Robert Kurvitz, lead designer et lead writer de Disco Elysium, a répondu à nos questions sur le roleplay de la lose et les ambitions de son RPG.
Sommaire du dossier :
I. Le livre dont vous êtes le blaireau
II. Entretien avec Robert Kurvitz
« Je veux que les gens attendent beaucoup plus de l'écriture dans les jeux vidéo. »
Canard PC : Dans les jeux de rôle, on veut en général qu'un échec de la part du joueur soit suivi de conséquences négatives. Mais comment punir le joueur pour ses échecs dans un jeu où il incarne de toute façon un énorme blaireau ?
Robert Kurvitz : Jamais en lui coupant l'accès à une partie du jeu. L'échec doit nourrir de futures réactions, en réponse à ce qui vient de se produire. Il faut susciter l'embarras, de la peur, des regrets. Et surtout, il faut que ça soit une vraie expérience, assez bien écrite pour que le joueur la trouve précieuse dans la construction de son personnage et n'ait pas envie de recharger sa partie aussitôt après. On a travaillé très dur pour que ces échecs comptent parmi les meilleurs moments du jeu en termes de roleplay, et j'ai l'impression que les gens se sentent plus proches de leur personnage quand il se plante que quand il réussit.
Il y a par exemple une scène où vous devez interroger huit types armés seul avec votre partenaire. Ils avouent avoir commis le crime, mais ils vous narguent. « Sors ton arme, on va te buter ! » Il n'y a rien que vous puissez faire contre ces huit types, vous êtes complètement impuissant, mais vous êtes quand même un flic (qui doit les arrêter, NDLR). Or, si vous échouez trop de fois à prendre le contrôle de la situation, vous vous mettez à faire des trucs DINGUES. Vous allez dégainer votre arme, la poser sous votre menton et menacer de vous suicider ! C'est la pire décision du monde ! Votre partenaire essaie de vous aider, ça dure des plombes… et tout le monde se souviendra de ce moment.
───
■ TÂCHES À RÉALISER ■
1 - Dans l'entretien sur Disco Elysium, combien de types armés faut-il interroger dans la scène donnée en exemple, et avec qui ?
2 - Dans l'entretien sur Disco Elysium, transformez en liste à puces le paragraphe qui commence par « Robert Kurvitz : Jamais en lui coupant », en gardant ses idées principales.

■ EXTRAIT DE DONNÉES ■
───
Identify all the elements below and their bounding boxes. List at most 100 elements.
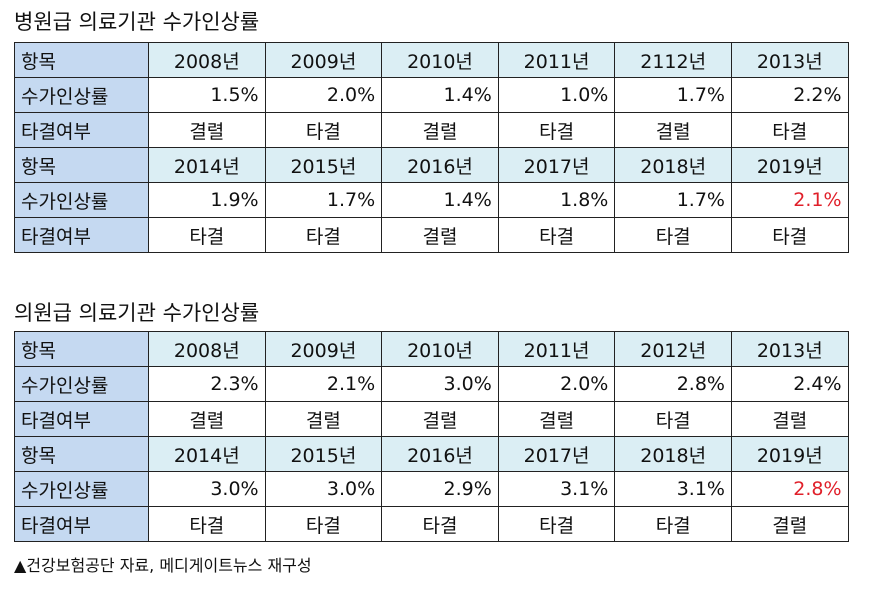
───
■ CORRIGÉ DE L'EXERCICE ■
1 - Huit types armés, seul avec son partenaire.

2 -
- L'échec ne doit jamais priver le joueur d'une partie du jeu.
- Il doit nourrir de futures réactions à ce qui vient de se produire.
- Il doit susciter l'embarras, la peur et les regrets.
- Il doit être une vraie expérience. Elle doit être assez bien écrite pour que le joueur la juge précieuse pour son personnage et ne recharge pas sa partie.
- L'équipe a beaucoup travaillé pour que ces échecs comptent parmi les meilleurs moments de roleplay.
- D'après Kurvitz, les joueurs se sentent plus proches de leur personnage quand il se plante que quand il réussit.